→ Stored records

________

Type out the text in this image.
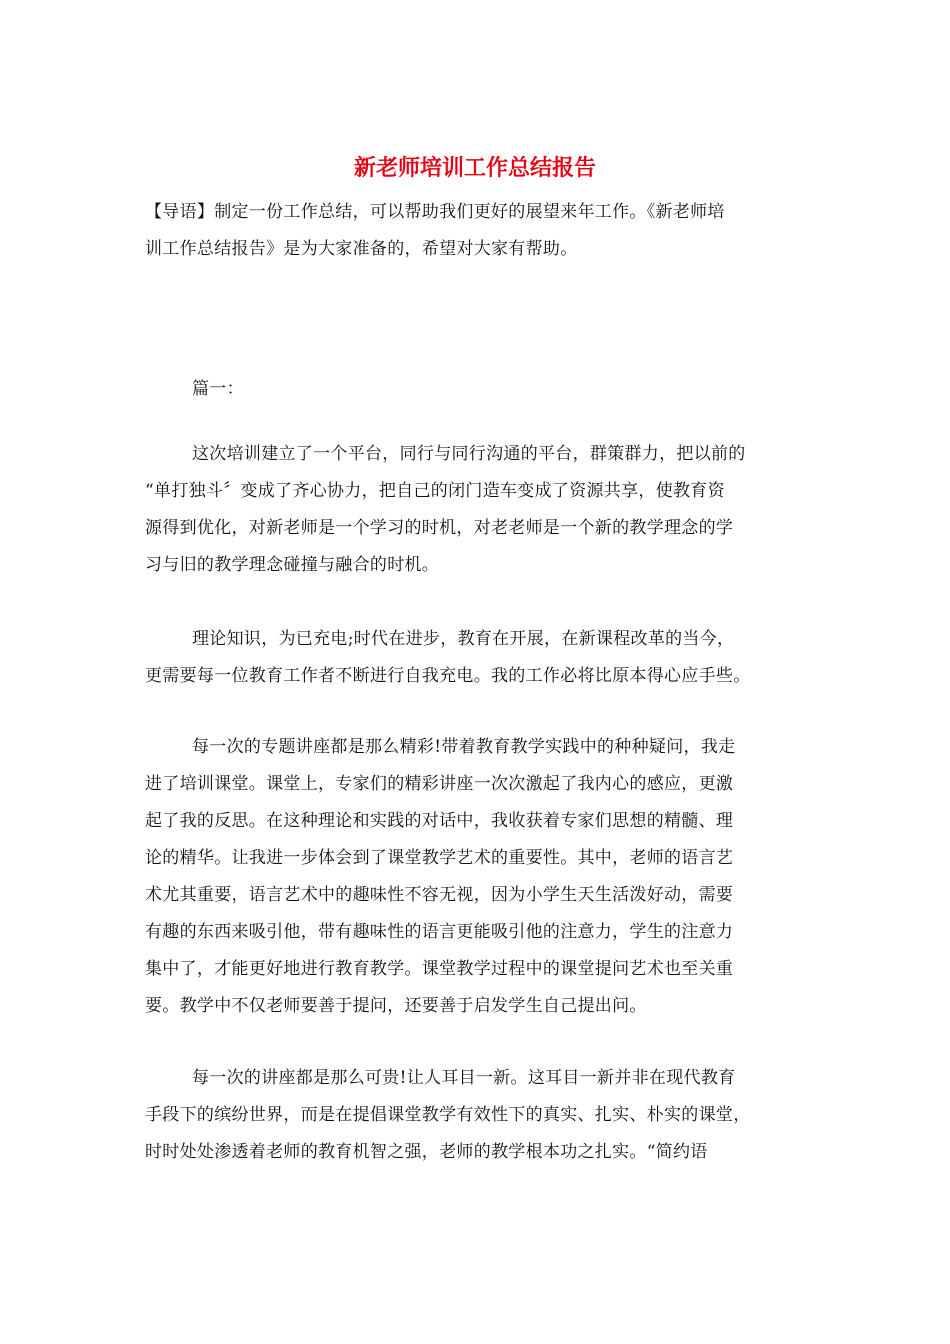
新老师培训工作总结报告
【导语】制定一份工作总结，可以帮助我们更好的展望来年工作。《新老师培
训工作总结报告》是为大家准备的，希望对大家有帮助。
篇一：
这次培训建立了一个平台，同行与同行沟通的平台，群策群力，把以前的
“单打独斗〞变成了齐心协力，把自己的闭门造车变成了资源共享，使教育资
源得到优化，对新老师是一个学习的时机，对老老师是一个新的教学理念的学
习与旧的教学理念碰撞与融合的时机。
理论知识，为已充电;时代在进步，教育在开展，在新课程改革的当今，
更需要每一位教育工作者不断进行自我充电。我的工作必将比原本得心应手些。
每一次的专题讲座都是那么精彩!带着教育教学实践中的种种疑问，我走
进了培训课堂。课堂上，专家们的精彩讲座一次次激起了我内心的感应，更激
起了我的反思。在这种理论和实践的对话中，我收获着专家们思想的精髓、理
论的精华。让我进一步体会到了课堂教学艺术的重要性。其中，老师的语言艺
术尤其重要，语言艺术中的趣味性不容无视，因为小学生天生活泼好动，需要
有趣的东西来吸引他，带有趣味性的语言更能吸引他的注意力，学生的注意力
集中了，才能更好地进行教育教学。课堂教学过程中的课堂提问艺术也至关重
要。教学中不仅老师要善于提问，还要善于启发学生自己提出问。
每一次的讲座都是那么可贵!让人耳目一新。这耳目一新并非在现代教育
手段下的缤纷世界，而是在提倡课堂教学有效性下的真实、扎实、朴实的课堂，
时时处处渗透着老师的教育机智之强，老师的教学根本功之扎实。“简约语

________

→ TASK PROMPT
Restate the whole of the material word for word without the pictures.

→ RESULT OF THE EXERCISE
Type out the text in this image.
新老师培训工作总结报告
【导语】制定一份工作总结，可以帮助我们更好的展望来年工作。《新老师培
训工作总结报告》是为大家准备的，希望对大家有帮助。
篇一：
这次培训建立了一个平台，同行与同行沟通的平台，群策群力，把以前的
“单打独斗〞变成了齐心协力，把自己的闭门造车变成了资源共享，使教育资
源得到优化，对新老师是一个学习的时机，对老老师是一个新的教学理念的学
习与旧的教学理念碰撞与融合的时机。
理论知识，为已充电;时代在进步，教育在开展，在新课程改革的当今，
更需要每一位教育工作者不断进行自我充电。我的工作必将比原本得心应手些。
每一次的专题讲座都是那么精彩!带着教育教学实践中的种种疑问，我走
进了培训课堂。课堂上，专家们的精彩讲座一次次激起了我内心的感应，更激
起了我的反思。在这种理论和实践的对话中，我收获着专家们思想的精髓、理
论的精华。让我进一步体会到了课堂教学艺术的重要性。其中，老师的语言艺
术尤其重要，语言艺术中的趣味性不容无视，因为小学生天生活泼好动，需要
有趣的东西来吸引他，带有趣味性的语言更能吸引他的注意力，学生的注意力
集中了，才能更好地进行教育教学。课堂教学过程中的课堂提问艺术也至关重
要。教学中不仅老师要善于提问，还要善于启发学生自己提出问。
每一次的讲座都是那么可贵!让人耳目一新。这耳目一新并非在现代教育
手段下的缤纷世界，而是在提倡课堂教学有效性下的真实、扎实、朴实的课堂，
时时处处渗透着老师的教育机智之强，老师的教学根本功之扎实。“简约语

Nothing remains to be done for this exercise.